● What to produce
Lay out every line of the items below as a Markdown table with the columns Row and Line, numbering the rows and skipping blank lines. Leave the pictures out.

● Entries supplied
^^^^^^^^

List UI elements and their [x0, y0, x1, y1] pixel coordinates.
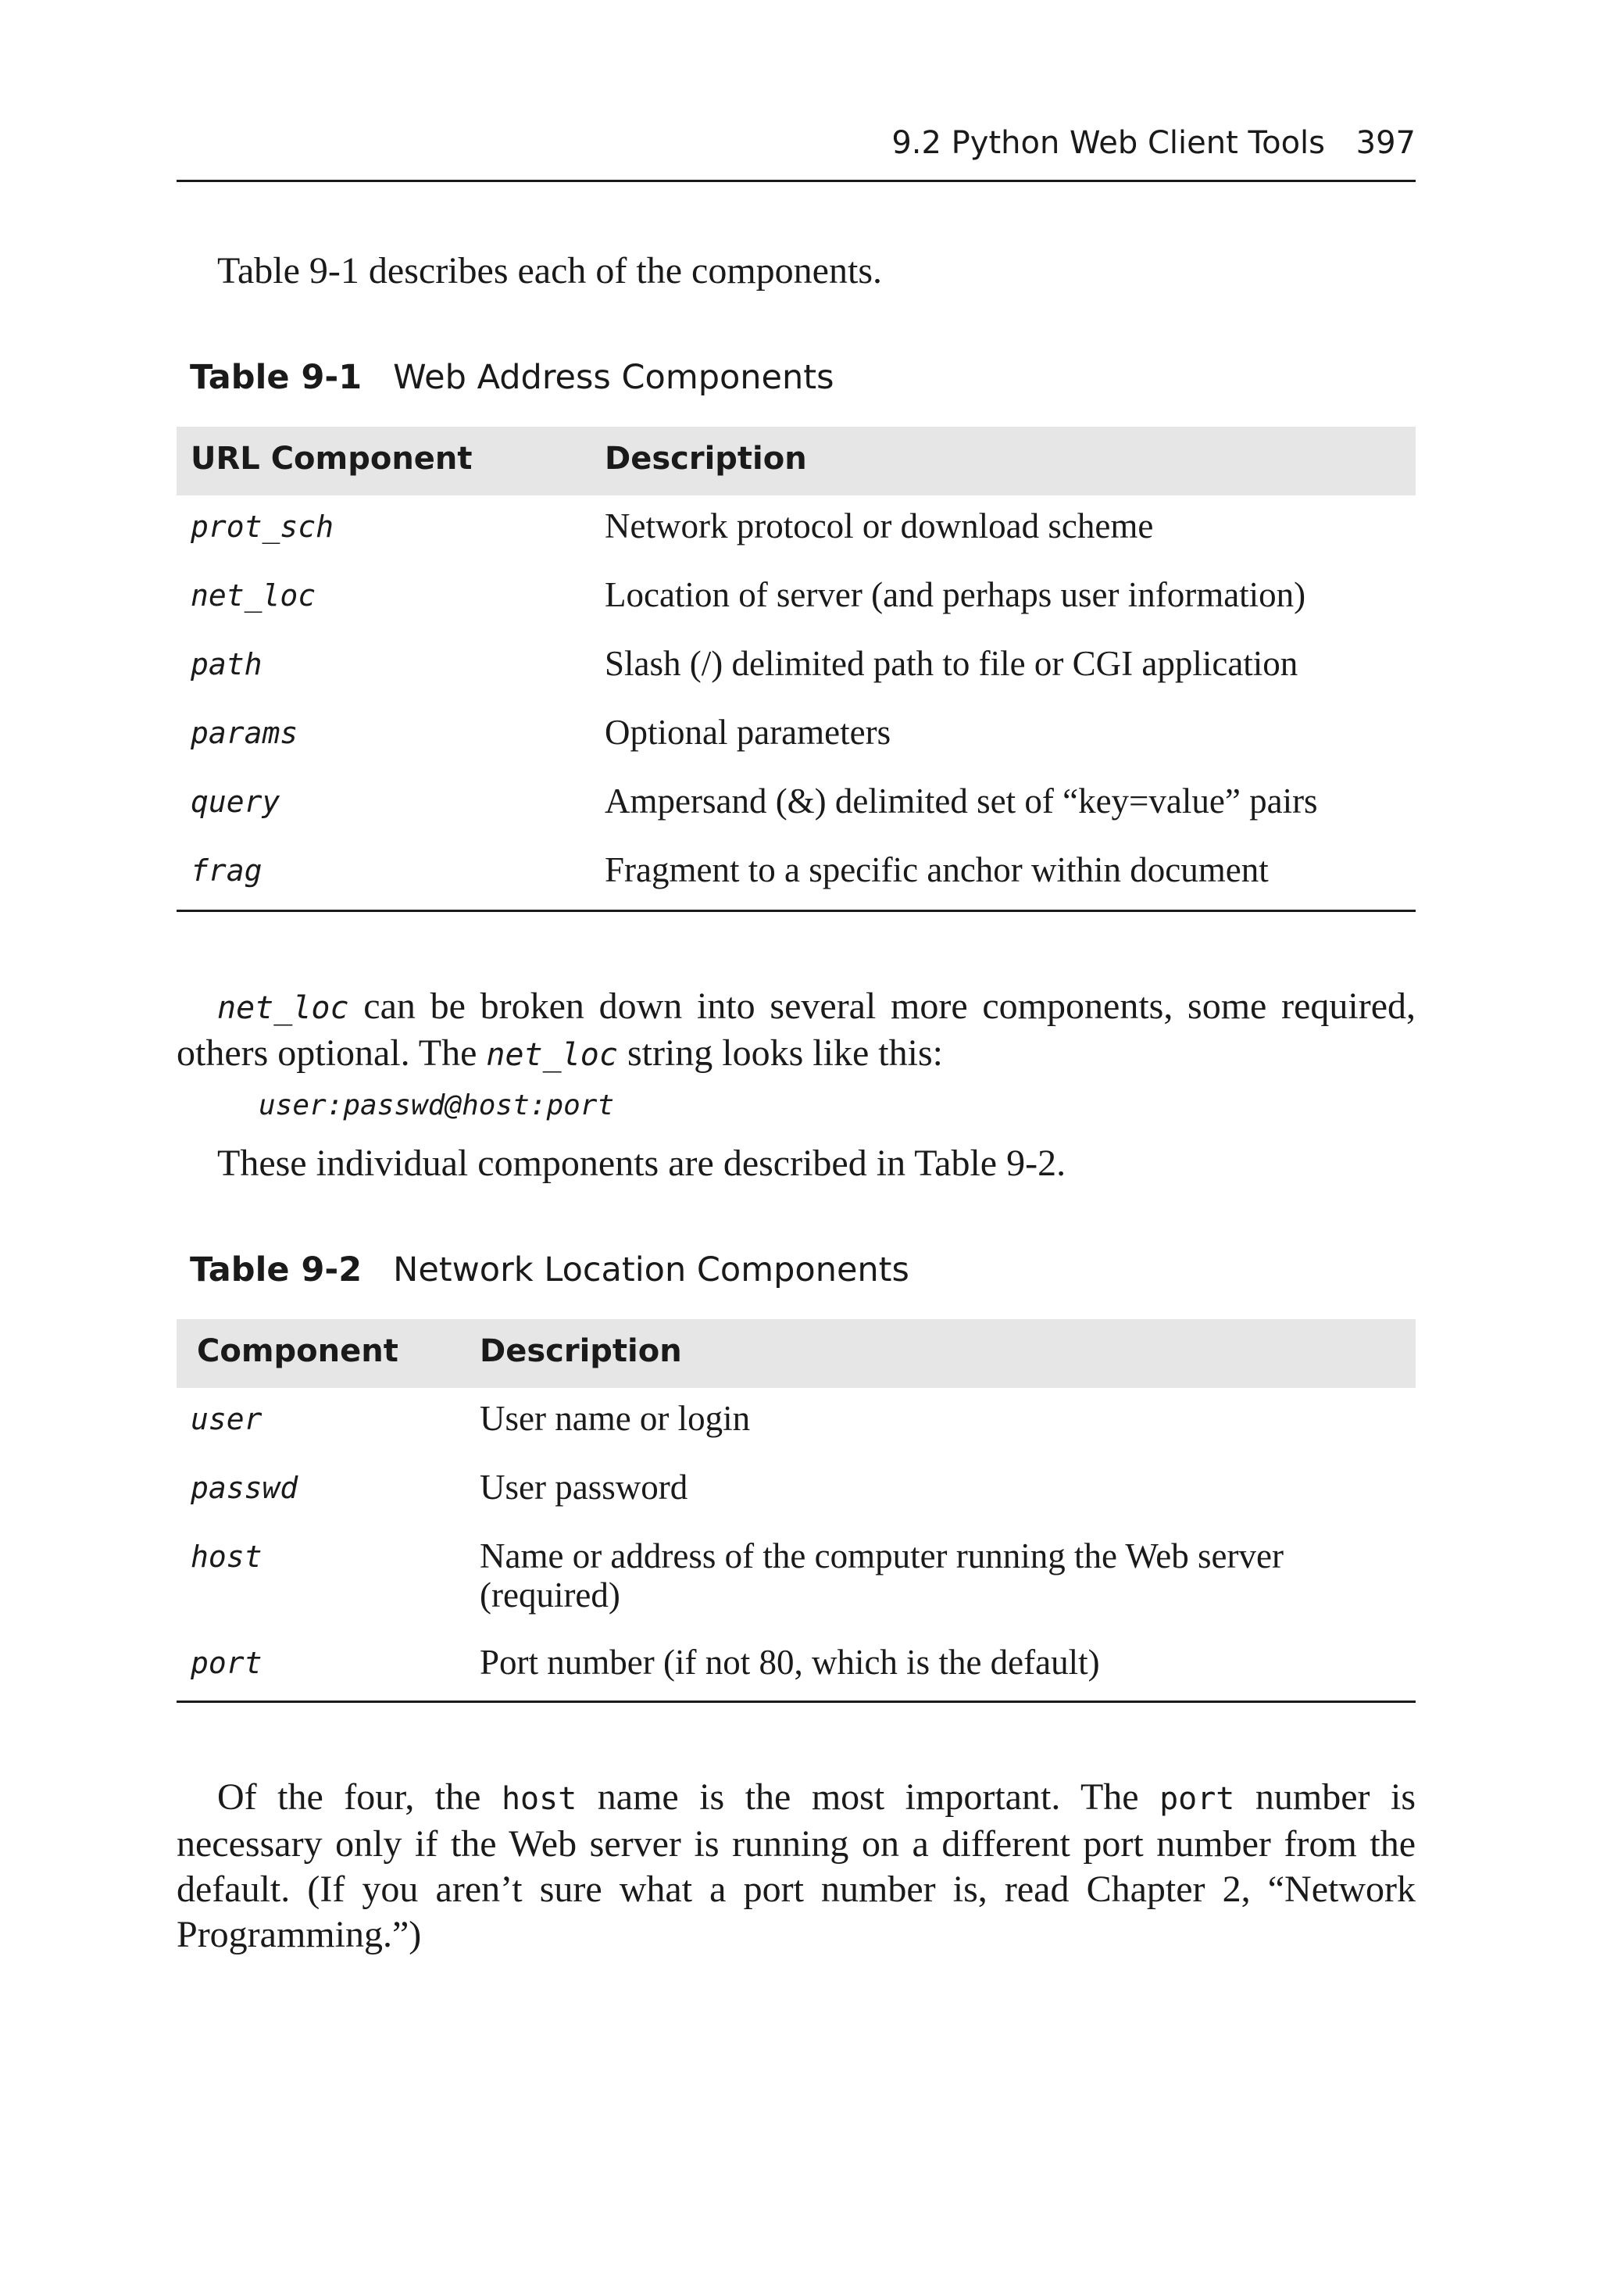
- table-row: [177, 702, 1416, 771]
- netloc-text-2: string looks like this:: [617, 1032, 943, 1074]
- closing-text-3: number is necessary only if the Web server is running on a different port number from the default. (If you aren’t sure what a port number is, read Chapter 2, “Network Programming.”): [177, 1776, 1416, 1955]
- section-title: 9.2 Python Web Client Tools: [891, 125, 1325, 161]
- table1-cell-component: frag: [191, 853, 262, 888]
- table2-cell-description: User password: [480, 1468, 688, 1507]
- table-row: [177, 1457, 1416, 1525]
- table-row: [177, 1388, 1416, 1457]
- table-row: [177, 564, 1416, 633]
- closing-text-2: name is the most important. The: [577, 1776, 1160, 1818]
- netloc-text-1: can be broken down into several more components, some required, others optional. The: [177, 985, 1416, 1074]
- table1-cell-description: Fragment to a specific anchor within document: [605, 850, 1269, 889]
- table2-caption-number: Table 9-2: [190, 1250, 362, 1289]
- inline-code: host: [501, 1781, 577, 1817]
- inline-code: port: [1159, 1781, 1235, 1817]
- page-number: 397: [1355, 125, 1416, 161]
- netloc-paragraph: [177, 984, 1416, 1078]
- table2-header-row: [177, 1319, 1416, 1388]
- table-row: [177, 839, 1416, 910]
- table1-cell-component: query: [191, 785, 280, 819]
- table2-cell-component: user: [191, 1402, 262, 1436]
- table1-header-component: URL Component: [191, 441, 473, 477]
- table2-cell-description: Name or address of the computer running the Web server (required): [480, 1536, 1284, 1615]
- inline-code: net_loc: [217, 990, 349, 1026]
- table2-cell-description: Port number (if not 80, which is the default): [480, 1643, 1100, 1682]
- table2-cell-description: User name or login: [480, 1399, 751, 1438]
- table2-header-description: Description: [480, 1333, 682, 1369]
- table2-caption-title: Network Location Components: [393, 1250, 909, 1289]
- closing-text-1: Of the four, the: [217, 1776, 502, 1818]
- table1-cell-description: Location of server (and perhaps user information): [605, 575, 1306, 614]
- inline-code: net_loc: [486, 1037, 618, 1073]
- intro-paragraph: Table 9-1 describes each of the components.: [217, 250, 882, 291]
- table1: [177, 427, 1416, 912]
- table-row: [177, 1632, 1416, 1701]
- table2: [177, 1319, 1416, 1703]
- table2-cell-component: host: [191, 1540, 262, 1574]
- table1-cell-component: params: [191, 716, 298, 750]
- table1-cell-description: Optional parameters: [605, 713, 891, 752]
- table1-caption: [190, 358, 834, 397]
- table1-cell-component: path: [191, 647, 262, 681]
- table2-cell-component: passwd: [191, 1471, 298, 1505]
- table1-cell-component: net_loc: [191, 578, 316, 613]
- table1-cell-description: Ampersand (&) delimited set of “key=value” pairs: [605, 781, 1318, 821]
- table2-header-component: Component: [197, 1333, 398, 1369]
- table-row: [177, 1525, 1416, 1632]
- closing-paragraph: [177, 1775, 1416, 1958]
- table2-cell-component: port: [191, 1646, 262, 1680]
- table-row: [177, 633, 1416, 702]
- table1-header-description: Description: [605, 441, 807, 477]
- table1-header-row: [177, 427, 1416, 495]
- table-row: [177, 495, 1416, 564]
- described-paragraph: These individual components are described in Table 9-2.: [217, 1143, 1066, 1184]
- table1-cell-description: Slash (/) delimited path to file or CGI application: [605, 644, 1298, 683]
- table1-caption-number: Table 9-1: [190, 358, 362, 397]
- running-header: [177, 117, 1416, 182]
- table-row: [177, 771, 1416, 839]
- table2-caption: [190, 1250, 909, 1289]
- table1-cell-description: Network protocol or download scheme: [605, 506, 1154, 545]
- table1-caption-title: Web Address Components: [393, 358, 834, 397]
- code-example: user:passwd@host:port: [259, 1089, 615, 1121]
- table1-cell-component: prot_sch: [191, 510, 334, 544]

^^^^^^^^

● Answer
| Row | Line |
|---|---|
| 1 | List UI elements and their [x0, y0, x1, y1] pixel coordinates. |
| 2 | - table-row: [177, 702, 1416, 771] |
| 3 | - netloc-text-2: string looks like this:: [617, 1032, 943, 1074] |
| 4 | - closing-text-3: number is necessary only if the Web server is running on a different port number from the default. (If you aren’t sure what a port number is, read Chapter 2, “Network Programming.”): [177, 1776, 1416, 1955] |
| 5 | - section-title: 9.2 Python Web Client Tools: [891, 125, 1325, 161] |
| 6 | - table1-cell-component: frag: [191, 853, 262, 888] |
| 7 | - table2-cell-description: User password: [480, 1468, 688, 1507] |
| 8 | - table-row: [177, 1457, 1416, 1525] |
| 9 | - table-row: [177, 1388, 1416, 1457] |
| 10 | - table-row: [177, 564, 1416, 633] |
| 11 | - closing-text-2: name is the most important. The: [577, 1776, 1160, 1818] |
| 12 | - netloc-text-1: can be broken down into several more components, some required, others optional. The: [177, 985, 1416, 1074] |
| 13 | - table1-cell-description: Fragment to a specific anchor within document: [605, 850, 1269, 889] |
| 14 | - table2-caption-number: Table 9-2: [190, 1250, 362, 1289] |
| 15 | - inline-code: host: [501, 1781, 577, 1817] |
| 16 | - inline-code: port: [1159, 1781, 1235, 1817] |
| 17 | - page-number: 397: [1355, 125, 1416, 161] |
| 18 | - netloc-paragraph: [177, 984, 1416, 1078] |
| 19 | - table2-header-row: [177, 1319, 1416, 1388] |
| 20 | - table-row: [177, 839, 1416, 910] |
| 21 | - table1-cell-component: query: [191, 785, 280, 819] |
| 22 | - table2-cell-component: user: [191, 1402, 262, 1436] |
| 23 | - table1-header-component: URL Component: [191, 441, 473, 477] |
| 24 | - table2-cell-description: Name or address of the computer running the Web server (required): [480, 1536, 1284, 1615] |
| 25 | - inline-code: net_loc: [217, 990, 349, 1026] |
| 26 | - table2-cell-description: Port number (if not 80, which is the default): [480, 1643, 1100, 1682] |
| 27 | - table2-cell-description: User name or login: [480, 1399, 751, 1438] |
| 28 | - table2-header-description: Description: [480, 1333, 682, 1369] |
| 29 | - table2-caption-title: Network Location Components: [393, 1250, 909, 1289] |
| 30 | - closing-text-1: Of the four, the: [217, 1776, 502, 1818] |
| 31 | - table1-cell-description: Location of server (and perhaps user information): [605, 575, 1306, 614] |
| 32 | - inline-code: net_loc: [486, 1037, 618, 1073] |
| 33 | - intro-paragraph: Table 9-1 describes each of the components.: [217, 250, 882, 291] |
| 34 | - table1: [177, 427, 1416, 912] |
| 35 | - table-row: [177, 1632, 1416, 1701] |
| 36 | - table2: [177, 1319, 1416, 1703] |
| 37 | - table2-cell-component: host: [191, 1540, 262, 1574] |
| 38 | - table1-cell-component: params: [191, 716, 298, 750] |
| 39 | - table1-cell-description: Optional parameters: [605, 713, 891, 752] |
| 40 | - table1-caption: [190, 358, 834, 397] |
| 41 | - table1-cell-component: path: [191, 647, 262, 681] |
| 42 | - table2-cell-component: passwd: [191, 1471, 298, 1505] |
| 43 | - table1-cell-component: net_loc: [191, 578, 316, 613] |
| 44 | - table1-cell-description: Ampersand (&) delimited set of “key=value” pairs: [605, 781, 1318, 821] |
| 45 | - table2-header-component: Component: [197, 1333, 398, 1369] |
| 46 | - table-row: [177, 1525, 1416, 1632] |
| 47 | - closing-paragraph: [177, 1775, 1416, 1958] |
| 48 | - table2-cell-component: port: [191, 1646, 262, 1680] |
| 49 | - table-row: [177, 633, 1416, 702] |
| 50 | - table1-header-description: Description: [605, 441, 807, 477] |
| 51 | - table1-header-row: [177, 427, 1416, 495] |
| 52 | - table-row: [177, 495, 1416, 564] |
| 53 | - described-paragraph: These individual components are described in Table 9-2.: [217, 1143, 1066, 1184] |
| 54 | - table1-cell-description: Slash (/) delimited path to file or CGI application: [605, 644, 1298, 683] |
| 55 | - table1-caption-number: Table 9-1: [190, 358, 362, 397] |
| 56 | - running-header: [177, 117, 1416, 182] |
| 57 | - table-row: [177, 771, 1416, 839] |
| 58 | - table2-caption: [190, 1250, 909, 1289] |
| 59 | - table1-cell-description: Network protocol or download scheme: [605, 506, 1154, 545] |
| 60 | - table1-caption-title: Web Address Components: [393, 358, 834, 397] |
| 61 | - code-example: user:passwd@host:port: [259, 1089, 615, 1121] |
| 62 | - table1-cell-component: prot_sch: [191, 510, 334, 544] |